Aufgabenstellung: Zitieren Sie aus dem Text zur Offshore-Umspannstation wörtlich die Passage von „Darüber hinaus bietet“ bis „Wechselstromtechnik einfließen lassen.“.

Die Umspannstation für den Netzanschluss ist ein wichtiger Hebel, um die Kosten des aus Offshore-Windkraft erzeugten Stroms, wie von Siemens avisiert, bis 2020 auf weniger als 10 Eurocent pro Kilowattstunde zu drücken: Bau, Transport, Montage, Betrieb und Wartung der Plattform machen einen großen Teil der gesamten Netzanschlusskosten aus. Diese Kosten werden mit der neuen Lösung von Siemens, die um ein Drittel kleiner und leichter ist als eine konventionelle Umspannplattform, um bis zu 40 Prozent gesenkt. Diese innovative Lösung ist klein und leicht genug, um zusammen mit einer WEA auf demselben Fundament montiert zu werden. Deshalb ist für Transport und Installation kein spezielles Schwerlast-Kranschiff mehr erforderlich, was weitere Kosteneinsparungen bringt. Außerdem wird somit die Montagezeit um 20 Prozent verkürzt, nicht zuletzt wegen der besseren Verfügbarkeit gewöhnlicher Installationsschiffe (Service Operation Vessels - SOV).
Die Beschränkung auf die wichtigsten elektrischen Bauteile und der Wegfall einer Anzahl optionaler Hilfssysteme machte diese Reduzierung von Gewicht und Platzbedarf möglich, was auch einen geringeren Wartungsaufwand mit sich bringt –es sind keine Lüfter und Dieselgeneratoren mehr notwendig. Darüber hinaus macht der Einsatz von Ester-Isolierflüssigkeiten anstelle von Mineralöl diese Lösung extrem umweltfreundlich. Ester-Isolierflüssigkeiten sind schwer entflammbar und biologisch abbaubar, was für den Einsatz auf hoher See sehr wichtig ist.
Darüber hinaus bietet Siemens dem Kunden ein hohes Maß an Flexibilität und Auswahl, denn auch die konventionelle Plattformlösung wurde optimiert. Dabei hat Siemens gewonnene Erkenntnisse aus über zehn Projekten in Wechselstromtechnik einfließen lassen.

Einträge des Datensatzes
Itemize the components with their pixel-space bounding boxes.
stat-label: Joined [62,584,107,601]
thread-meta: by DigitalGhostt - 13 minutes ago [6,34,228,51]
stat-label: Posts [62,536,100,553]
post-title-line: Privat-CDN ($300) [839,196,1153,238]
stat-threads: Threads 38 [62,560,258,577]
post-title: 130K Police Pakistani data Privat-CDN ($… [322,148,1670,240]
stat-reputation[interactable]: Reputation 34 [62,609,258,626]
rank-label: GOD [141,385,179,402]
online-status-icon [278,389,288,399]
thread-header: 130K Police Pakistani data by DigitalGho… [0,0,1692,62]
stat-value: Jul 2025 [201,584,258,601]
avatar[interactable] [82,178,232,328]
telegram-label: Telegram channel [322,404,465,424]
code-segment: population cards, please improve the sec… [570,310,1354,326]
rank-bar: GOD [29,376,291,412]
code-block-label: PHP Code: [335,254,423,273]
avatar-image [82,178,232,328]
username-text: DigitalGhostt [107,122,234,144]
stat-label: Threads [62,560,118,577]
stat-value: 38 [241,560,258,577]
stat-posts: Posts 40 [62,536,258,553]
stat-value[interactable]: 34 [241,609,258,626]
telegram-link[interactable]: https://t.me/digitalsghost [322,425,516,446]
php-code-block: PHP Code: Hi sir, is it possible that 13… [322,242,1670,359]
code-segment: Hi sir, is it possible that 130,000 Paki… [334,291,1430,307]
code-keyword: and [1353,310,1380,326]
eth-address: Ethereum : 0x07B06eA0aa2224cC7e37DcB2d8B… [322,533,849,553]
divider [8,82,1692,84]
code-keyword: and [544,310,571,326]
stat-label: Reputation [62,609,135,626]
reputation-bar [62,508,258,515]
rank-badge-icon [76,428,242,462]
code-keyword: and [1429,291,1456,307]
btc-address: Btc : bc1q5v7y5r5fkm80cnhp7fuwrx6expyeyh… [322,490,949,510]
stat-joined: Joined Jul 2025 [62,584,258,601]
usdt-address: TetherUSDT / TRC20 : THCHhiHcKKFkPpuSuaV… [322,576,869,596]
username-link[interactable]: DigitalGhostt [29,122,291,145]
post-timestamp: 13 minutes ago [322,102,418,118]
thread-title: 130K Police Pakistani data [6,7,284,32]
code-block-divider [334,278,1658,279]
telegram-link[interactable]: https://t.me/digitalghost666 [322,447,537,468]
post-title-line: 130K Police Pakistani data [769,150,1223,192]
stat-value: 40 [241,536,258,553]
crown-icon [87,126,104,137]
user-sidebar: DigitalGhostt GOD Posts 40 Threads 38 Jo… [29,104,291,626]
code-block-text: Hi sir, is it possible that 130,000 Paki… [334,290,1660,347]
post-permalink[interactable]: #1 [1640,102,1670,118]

Lösung der Aufgabe:
Darüber hinaus bietet Siemens dem Kunden ein hohes Maß an Flexibilität und Auswahl, denn auch die konventionelle Plattformlösung wurde optimiert. Dabei hat Siemens gewonnene Erkenntnisse aus über zehn Projekten in Wechselstromtechnik einfließen lassen.